→ **Exercise prompt**: Please copy out the listing word for word, from its first line through the line holding "photo-no-cell: 48 xyxy=(55,1199,94,1231)", both included.

-------

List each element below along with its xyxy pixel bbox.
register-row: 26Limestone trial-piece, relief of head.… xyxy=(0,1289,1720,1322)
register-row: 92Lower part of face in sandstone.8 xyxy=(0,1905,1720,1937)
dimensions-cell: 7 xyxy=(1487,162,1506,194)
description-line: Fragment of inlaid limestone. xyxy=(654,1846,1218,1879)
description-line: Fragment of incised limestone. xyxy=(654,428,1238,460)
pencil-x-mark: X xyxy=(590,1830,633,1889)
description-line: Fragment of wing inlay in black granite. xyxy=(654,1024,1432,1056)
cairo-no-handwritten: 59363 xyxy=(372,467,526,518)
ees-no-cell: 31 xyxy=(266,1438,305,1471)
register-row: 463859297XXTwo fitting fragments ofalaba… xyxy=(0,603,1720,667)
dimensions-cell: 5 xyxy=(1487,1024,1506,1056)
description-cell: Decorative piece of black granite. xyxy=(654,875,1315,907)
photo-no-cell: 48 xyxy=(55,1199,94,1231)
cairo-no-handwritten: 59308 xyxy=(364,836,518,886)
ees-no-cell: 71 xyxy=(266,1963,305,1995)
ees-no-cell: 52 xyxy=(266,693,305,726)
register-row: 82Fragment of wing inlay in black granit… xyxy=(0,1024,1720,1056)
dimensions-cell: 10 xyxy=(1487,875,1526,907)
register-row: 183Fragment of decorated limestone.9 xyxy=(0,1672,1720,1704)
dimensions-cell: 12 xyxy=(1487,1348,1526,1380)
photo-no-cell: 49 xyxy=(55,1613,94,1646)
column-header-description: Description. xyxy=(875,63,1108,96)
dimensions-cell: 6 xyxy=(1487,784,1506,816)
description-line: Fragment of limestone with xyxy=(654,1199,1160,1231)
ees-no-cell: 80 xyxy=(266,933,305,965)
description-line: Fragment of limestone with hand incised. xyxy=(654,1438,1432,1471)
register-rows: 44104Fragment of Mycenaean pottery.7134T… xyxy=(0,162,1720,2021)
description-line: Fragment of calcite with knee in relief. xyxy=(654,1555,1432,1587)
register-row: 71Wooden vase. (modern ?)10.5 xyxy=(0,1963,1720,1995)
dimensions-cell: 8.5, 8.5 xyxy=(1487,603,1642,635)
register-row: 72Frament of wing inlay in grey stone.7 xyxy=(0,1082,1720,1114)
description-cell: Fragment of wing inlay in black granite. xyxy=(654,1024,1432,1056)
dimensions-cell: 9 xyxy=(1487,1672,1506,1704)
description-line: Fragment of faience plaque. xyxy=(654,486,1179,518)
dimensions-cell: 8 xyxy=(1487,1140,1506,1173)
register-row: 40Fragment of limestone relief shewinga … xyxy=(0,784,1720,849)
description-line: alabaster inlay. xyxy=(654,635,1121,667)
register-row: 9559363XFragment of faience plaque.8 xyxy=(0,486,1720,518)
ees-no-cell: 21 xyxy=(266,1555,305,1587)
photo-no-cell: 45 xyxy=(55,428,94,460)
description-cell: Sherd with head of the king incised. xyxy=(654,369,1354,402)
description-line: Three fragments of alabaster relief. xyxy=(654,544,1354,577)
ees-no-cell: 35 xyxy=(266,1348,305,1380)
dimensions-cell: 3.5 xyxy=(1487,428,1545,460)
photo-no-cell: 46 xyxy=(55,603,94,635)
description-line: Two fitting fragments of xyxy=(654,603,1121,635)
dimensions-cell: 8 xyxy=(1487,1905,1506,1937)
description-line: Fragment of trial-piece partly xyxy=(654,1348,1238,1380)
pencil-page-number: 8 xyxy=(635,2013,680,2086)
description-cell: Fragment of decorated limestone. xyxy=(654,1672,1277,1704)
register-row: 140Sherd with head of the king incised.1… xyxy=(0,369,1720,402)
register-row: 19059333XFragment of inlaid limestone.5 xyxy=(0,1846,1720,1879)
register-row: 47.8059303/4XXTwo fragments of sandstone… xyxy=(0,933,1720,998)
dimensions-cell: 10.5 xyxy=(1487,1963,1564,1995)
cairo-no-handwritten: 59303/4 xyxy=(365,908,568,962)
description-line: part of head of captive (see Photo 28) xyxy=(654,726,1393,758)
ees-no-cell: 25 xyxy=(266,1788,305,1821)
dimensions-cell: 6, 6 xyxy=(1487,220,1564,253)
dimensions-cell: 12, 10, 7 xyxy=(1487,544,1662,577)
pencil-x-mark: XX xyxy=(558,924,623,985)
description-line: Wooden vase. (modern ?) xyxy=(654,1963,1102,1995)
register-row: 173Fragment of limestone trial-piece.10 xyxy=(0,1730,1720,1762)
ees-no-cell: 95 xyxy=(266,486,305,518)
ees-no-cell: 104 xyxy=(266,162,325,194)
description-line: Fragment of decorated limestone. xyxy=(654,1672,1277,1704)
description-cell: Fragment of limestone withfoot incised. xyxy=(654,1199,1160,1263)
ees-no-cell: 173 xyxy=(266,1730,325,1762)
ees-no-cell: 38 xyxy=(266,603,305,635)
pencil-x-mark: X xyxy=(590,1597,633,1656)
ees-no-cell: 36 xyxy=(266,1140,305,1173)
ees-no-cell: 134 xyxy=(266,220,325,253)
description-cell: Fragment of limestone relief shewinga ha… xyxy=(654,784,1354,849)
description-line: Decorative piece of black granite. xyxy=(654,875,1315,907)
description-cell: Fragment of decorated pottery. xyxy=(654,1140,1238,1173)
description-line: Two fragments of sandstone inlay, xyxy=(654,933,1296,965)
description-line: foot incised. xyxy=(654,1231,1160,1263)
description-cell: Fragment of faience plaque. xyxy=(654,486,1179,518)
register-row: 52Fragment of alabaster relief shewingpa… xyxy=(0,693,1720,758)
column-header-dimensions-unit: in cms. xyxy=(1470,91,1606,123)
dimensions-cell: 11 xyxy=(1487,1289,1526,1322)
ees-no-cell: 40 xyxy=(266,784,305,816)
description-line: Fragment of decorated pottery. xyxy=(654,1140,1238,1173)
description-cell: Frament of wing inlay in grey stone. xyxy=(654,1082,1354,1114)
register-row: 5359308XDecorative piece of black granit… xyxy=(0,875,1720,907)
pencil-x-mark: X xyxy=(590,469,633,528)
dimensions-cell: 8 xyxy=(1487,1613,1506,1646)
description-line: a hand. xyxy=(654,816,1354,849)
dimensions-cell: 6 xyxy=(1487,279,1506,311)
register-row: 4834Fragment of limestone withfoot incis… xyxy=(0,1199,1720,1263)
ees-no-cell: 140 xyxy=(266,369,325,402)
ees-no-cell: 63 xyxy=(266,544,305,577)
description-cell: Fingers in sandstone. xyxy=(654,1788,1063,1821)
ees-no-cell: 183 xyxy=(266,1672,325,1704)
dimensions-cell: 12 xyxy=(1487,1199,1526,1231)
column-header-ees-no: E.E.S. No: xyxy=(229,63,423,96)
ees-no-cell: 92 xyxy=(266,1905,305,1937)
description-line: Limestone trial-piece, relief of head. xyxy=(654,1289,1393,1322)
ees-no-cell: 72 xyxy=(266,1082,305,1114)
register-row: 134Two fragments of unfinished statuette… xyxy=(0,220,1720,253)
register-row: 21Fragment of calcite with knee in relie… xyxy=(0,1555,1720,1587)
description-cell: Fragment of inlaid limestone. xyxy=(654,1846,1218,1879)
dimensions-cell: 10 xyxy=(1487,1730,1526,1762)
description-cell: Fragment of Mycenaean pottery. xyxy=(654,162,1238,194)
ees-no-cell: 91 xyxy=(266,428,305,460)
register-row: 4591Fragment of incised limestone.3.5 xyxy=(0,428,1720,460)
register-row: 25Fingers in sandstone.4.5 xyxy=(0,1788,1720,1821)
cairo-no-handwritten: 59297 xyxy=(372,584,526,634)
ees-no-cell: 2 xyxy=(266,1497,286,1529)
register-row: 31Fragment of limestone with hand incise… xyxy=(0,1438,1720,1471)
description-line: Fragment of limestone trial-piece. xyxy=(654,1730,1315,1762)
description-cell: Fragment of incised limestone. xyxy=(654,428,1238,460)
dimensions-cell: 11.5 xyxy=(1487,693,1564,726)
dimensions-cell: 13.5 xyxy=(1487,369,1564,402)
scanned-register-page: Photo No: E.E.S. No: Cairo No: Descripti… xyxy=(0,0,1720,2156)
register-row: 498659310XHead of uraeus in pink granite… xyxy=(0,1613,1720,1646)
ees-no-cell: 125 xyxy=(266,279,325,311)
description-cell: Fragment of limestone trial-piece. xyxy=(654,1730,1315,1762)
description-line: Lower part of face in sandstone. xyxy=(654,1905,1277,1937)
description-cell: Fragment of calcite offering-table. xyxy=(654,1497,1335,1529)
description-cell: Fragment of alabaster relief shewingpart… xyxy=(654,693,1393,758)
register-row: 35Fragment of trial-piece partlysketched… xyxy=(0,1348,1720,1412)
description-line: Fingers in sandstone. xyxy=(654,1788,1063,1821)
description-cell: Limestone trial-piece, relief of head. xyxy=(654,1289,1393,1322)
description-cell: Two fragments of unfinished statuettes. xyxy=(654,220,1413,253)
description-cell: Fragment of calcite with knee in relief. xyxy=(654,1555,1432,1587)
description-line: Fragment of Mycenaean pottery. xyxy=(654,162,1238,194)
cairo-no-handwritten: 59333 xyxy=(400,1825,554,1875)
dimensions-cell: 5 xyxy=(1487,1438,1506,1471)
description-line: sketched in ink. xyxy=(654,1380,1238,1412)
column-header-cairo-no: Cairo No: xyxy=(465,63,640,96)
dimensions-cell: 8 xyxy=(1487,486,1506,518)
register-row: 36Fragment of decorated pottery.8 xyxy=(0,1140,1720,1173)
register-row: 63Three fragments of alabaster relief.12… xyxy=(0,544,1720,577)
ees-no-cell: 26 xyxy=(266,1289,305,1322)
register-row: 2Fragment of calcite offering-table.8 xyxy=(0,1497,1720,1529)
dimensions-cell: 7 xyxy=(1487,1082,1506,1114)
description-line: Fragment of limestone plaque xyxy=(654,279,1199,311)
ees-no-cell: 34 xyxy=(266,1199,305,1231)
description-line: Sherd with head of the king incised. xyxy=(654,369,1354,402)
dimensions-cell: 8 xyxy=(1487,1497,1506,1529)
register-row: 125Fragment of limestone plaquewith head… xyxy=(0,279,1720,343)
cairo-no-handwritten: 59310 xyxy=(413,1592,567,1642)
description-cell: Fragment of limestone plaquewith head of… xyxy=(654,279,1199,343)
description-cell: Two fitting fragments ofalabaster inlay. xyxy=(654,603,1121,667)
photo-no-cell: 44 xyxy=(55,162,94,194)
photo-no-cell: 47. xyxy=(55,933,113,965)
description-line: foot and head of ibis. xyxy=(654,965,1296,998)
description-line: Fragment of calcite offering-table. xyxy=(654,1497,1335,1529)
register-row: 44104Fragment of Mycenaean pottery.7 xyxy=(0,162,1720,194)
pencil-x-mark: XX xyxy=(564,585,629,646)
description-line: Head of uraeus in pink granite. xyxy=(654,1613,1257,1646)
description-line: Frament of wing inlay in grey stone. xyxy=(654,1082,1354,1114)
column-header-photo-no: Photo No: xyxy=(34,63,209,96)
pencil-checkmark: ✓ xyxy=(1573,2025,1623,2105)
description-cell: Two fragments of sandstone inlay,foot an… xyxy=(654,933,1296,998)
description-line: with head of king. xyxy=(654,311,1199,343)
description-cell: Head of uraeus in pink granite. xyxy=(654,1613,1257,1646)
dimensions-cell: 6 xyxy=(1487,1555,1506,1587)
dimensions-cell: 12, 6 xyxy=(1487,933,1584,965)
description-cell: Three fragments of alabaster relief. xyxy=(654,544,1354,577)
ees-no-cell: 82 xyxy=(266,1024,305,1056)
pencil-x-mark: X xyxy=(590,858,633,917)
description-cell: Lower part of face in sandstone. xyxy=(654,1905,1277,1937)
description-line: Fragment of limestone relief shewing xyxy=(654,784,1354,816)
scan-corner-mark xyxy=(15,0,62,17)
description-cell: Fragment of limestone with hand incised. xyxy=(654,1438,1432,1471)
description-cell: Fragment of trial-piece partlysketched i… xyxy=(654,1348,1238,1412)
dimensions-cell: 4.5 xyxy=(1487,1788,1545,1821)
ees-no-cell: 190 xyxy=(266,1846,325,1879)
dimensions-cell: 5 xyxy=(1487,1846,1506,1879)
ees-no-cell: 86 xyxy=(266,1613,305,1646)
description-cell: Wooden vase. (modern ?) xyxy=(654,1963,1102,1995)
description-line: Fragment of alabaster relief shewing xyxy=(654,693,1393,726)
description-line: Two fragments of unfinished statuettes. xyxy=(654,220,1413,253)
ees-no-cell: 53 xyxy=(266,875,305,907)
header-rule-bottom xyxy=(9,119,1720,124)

-------

→ **Solution to the problem**:
List each element below along with its xyxy pixel bbox.
register-row: 26Limestone trial-piece, relief of head.… xyxy=(0,1289,1720,1322)
register-row: 92Lower part of face in sandstone.8 xyxy=(0,1905,1720,1937)
dimensions-cell: 7 xyxy=(1487,162,1506,194)
description-line: Fragment of inlaid limestone. xyxy=(654,1846,1218,1879)
description-line: Fragment of incised limestone. xyxy=(654,428,1238,460)
pencil-x-mark: X xyxy=(590,1830,633,1889)
description-line: Fragment of wing inlay in black granite. xyxy=(654,1024,1432,1056)
cairo-no-handwritten: 59363 xyxy=(372,467,526,518)
ees-no-cell: 31 xyxy=(266,1438,305,1471)
register-row: 463859297XXTwo fitting fragments ofalaba… xyxy=(0,603,1720,667)
dimensions-cell: 5 xyxy=(1487,1024,1506,1056)
description-cell: Decorative piece of black granite. xyxy=(654,875,1315,907)
photo-no-cell: 48 xyxy=(55,1199,94,1231)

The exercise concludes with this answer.